REQUIREMENTS
Extract every line that includes the string "default".

******************************

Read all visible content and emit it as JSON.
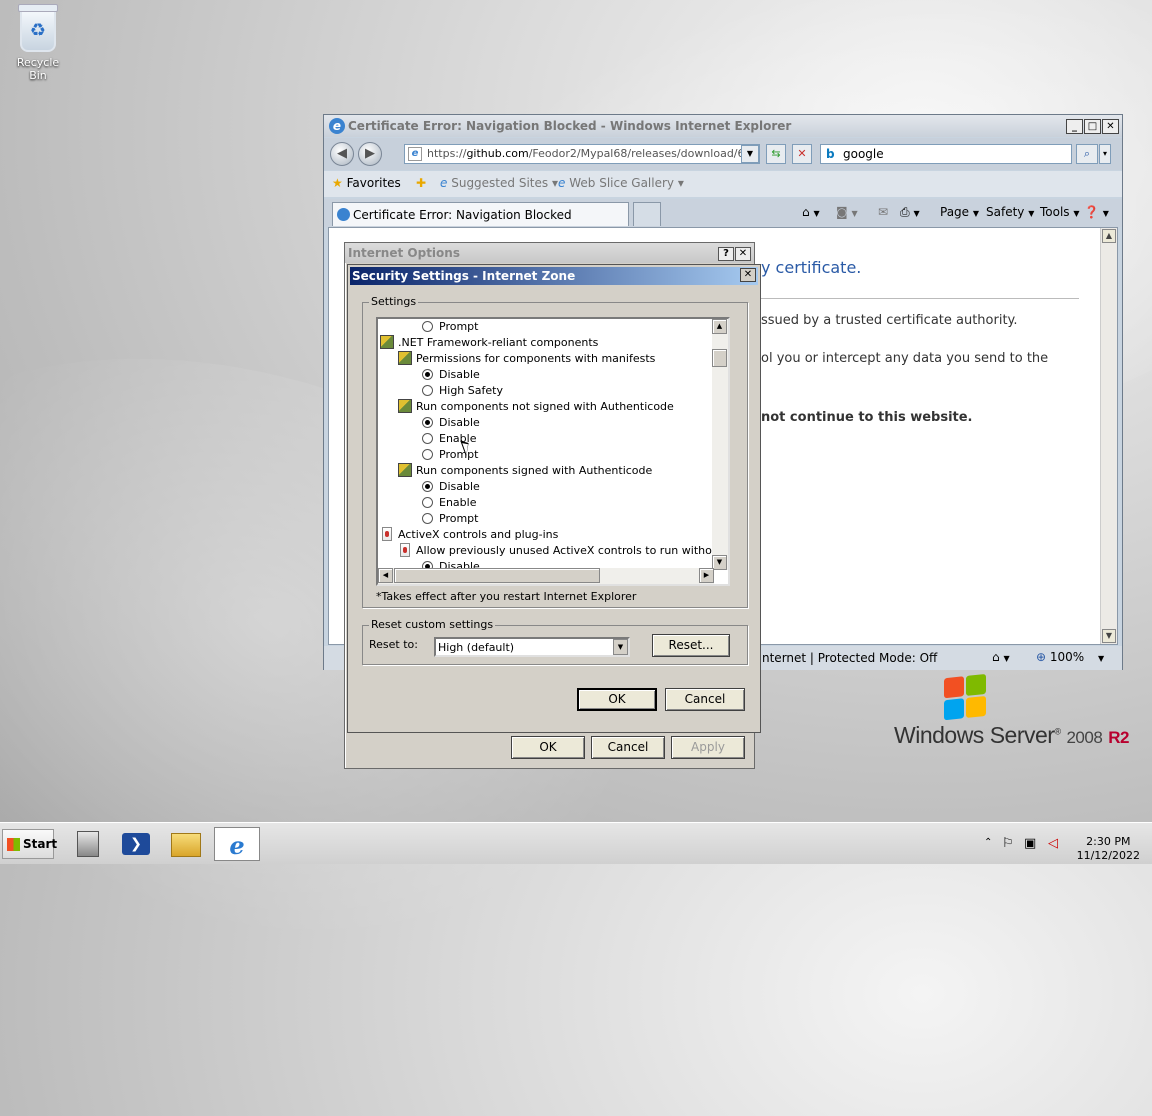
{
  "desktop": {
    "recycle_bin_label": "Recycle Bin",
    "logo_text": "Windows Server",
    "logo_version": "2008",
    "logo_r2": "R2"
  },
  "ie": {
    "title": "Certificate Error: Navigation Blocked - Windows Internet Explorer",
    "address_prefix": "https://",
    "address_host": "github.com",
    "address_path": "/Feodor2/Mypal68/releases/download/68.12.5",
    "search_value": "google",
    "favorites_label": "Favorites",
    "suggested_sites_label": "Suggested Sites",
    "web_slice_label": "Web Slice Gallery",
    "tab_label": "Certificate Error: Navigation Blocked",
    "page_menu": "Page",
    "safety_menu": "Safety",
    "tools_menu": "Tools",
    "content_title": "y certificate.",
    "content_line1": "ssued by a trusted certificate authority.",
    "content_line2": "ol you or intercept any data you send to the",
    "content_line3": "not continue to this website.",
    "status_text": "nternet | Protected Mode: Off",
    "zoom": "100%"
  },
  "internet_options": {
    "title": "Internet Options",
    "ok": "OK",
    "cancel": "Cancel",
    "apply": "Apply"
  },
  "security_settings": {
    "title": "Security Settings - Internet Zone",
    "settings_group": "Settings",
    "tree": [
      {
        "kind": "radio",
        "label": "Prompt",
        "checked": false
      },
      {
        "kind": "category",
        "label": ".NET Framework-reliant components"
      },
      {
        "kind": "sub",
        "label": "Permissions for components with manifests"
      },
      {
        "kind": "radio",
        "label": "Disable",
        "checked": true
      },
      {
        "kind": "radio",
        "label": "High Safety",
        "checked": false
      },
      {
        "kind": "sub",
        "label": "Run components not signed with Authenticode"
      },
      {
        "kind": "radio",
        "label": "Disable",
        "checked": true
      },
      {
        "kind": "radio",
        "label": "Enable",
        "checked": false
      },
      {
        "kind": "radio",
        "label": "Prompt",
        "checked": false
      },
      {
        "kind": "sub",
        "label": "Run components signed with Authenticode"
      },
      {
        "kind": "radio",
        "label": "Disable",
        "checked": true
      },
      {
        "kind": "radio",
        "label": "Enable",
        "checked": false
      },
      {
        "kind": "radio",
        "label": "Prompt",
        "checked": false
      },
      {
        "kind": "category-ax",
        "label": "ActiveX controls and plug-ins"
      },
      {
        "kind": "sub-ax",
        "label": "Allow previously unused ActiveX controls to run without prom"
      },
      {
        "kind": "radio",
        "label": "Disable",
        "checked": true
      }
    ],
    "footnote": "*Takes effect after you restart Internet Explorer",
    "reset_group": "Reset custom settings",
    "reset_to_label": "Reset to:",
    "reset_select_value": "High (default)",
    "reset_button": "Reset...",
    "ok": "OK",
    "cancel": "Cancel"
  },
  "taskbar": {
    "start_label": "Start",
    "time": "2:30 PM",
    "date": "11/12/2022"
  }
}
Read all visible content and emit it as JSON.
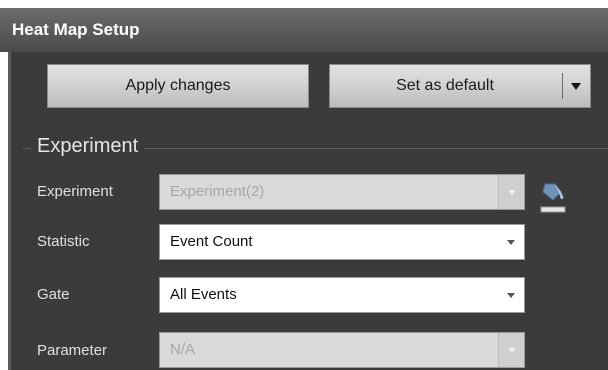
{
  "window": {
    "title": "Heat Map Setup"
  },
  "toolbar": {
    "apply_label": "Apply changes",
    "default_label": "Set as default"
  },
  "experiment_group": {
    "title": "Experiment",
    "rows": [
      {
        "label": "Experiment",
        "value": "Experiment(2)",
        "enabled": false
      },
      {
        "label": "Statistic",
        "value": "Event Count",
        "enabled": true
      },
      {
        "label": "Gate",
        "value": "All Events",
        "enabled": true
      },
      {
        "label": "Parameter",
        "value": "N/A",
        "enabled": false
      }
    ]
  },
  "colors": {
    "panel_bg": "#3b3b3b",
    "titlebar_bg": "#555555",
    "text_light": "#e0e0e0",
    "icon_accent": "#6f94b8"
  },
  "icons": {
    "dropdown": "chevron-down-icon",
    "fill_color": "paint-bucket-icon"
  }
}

******************************

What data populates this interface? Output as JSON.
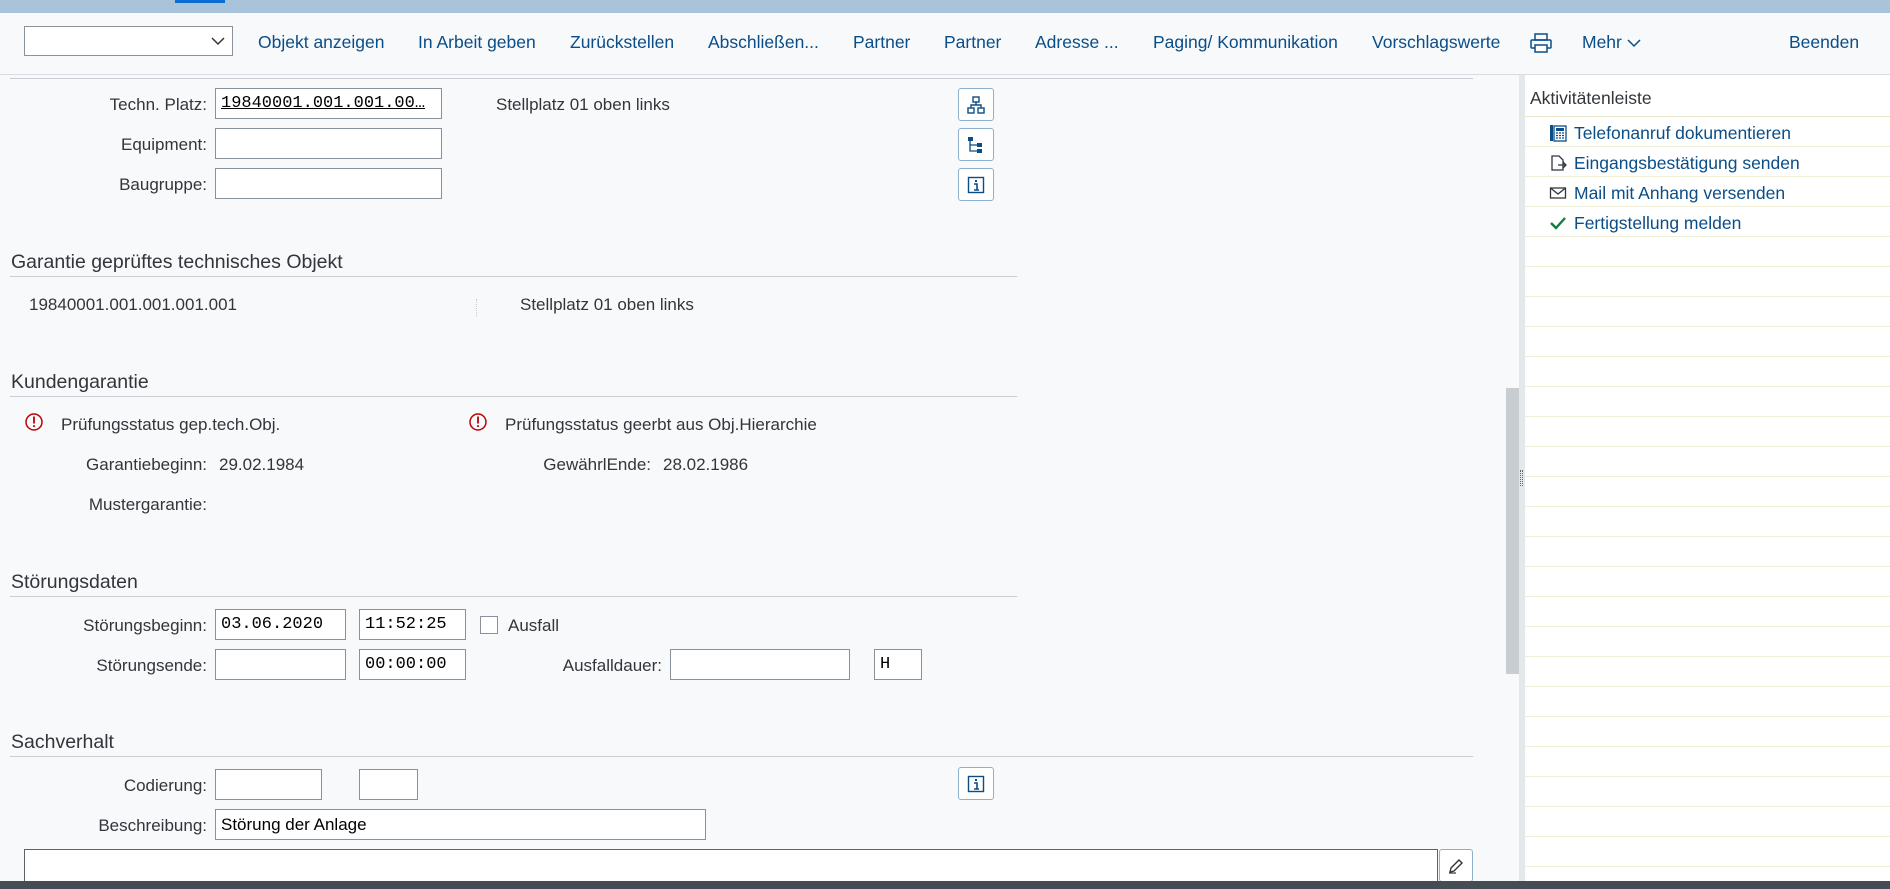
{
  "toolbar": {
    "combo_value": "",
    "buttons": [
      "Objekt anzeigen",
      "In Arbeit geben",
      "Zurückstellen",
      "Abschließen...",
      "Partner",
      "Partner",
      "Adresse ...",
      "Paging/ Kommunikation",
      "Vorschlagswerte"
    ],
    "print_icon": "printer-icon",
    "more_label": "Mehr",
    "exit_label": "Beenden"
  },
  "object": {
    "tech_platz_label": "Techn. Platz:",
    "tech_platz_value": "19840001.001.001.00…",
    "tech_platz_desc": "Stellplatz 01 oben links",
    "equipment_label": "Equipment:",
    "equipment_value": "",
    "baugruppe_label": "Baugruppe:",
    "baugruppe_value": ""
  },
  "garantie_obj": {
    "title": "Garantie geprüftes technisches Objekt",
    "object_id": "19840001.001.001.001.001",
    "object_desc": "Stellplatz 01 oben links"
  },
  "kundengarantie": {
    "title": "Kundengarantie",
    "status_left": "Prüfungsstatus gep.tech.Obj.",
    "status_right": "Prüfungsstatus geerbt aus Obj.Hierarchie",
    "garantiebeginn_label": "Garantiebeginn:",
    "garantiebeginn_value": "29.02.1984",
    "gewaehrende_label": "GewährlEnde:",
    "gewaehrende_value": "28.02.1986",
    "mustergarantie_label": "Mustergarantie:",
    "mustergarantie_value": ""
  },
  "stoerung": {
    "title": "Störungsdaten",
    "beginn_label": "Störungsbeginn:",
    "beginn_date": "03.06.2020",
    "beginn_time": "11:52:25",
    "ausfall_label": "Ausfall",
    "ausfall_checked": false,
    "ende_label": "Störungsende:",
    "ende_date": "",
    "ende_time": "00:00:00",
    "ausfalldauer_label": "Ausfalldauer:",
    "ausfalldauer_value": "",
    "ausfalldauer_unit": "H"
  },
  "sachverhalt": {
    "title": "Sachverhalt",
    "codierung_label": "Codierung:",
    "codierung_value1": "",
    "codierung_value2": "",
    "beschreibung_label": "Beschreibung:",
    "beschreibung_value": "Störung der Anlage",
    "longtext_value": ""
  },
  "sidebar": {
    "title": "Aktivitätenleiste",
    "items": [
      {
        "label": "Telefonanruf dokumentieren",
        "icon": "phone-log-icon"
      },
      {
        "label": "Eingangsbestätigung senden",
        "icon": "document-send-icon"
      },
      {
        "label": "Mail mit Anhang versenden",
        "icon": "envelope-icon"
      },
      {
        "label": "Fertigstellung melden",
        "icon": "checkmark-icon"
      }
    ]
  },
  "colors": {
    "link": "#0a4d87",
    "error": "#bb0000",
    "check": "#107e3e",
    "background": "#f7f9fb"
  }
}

******************************

REPLY
    "reset_select_value": "High (default)",
    "default_label": "Set as default"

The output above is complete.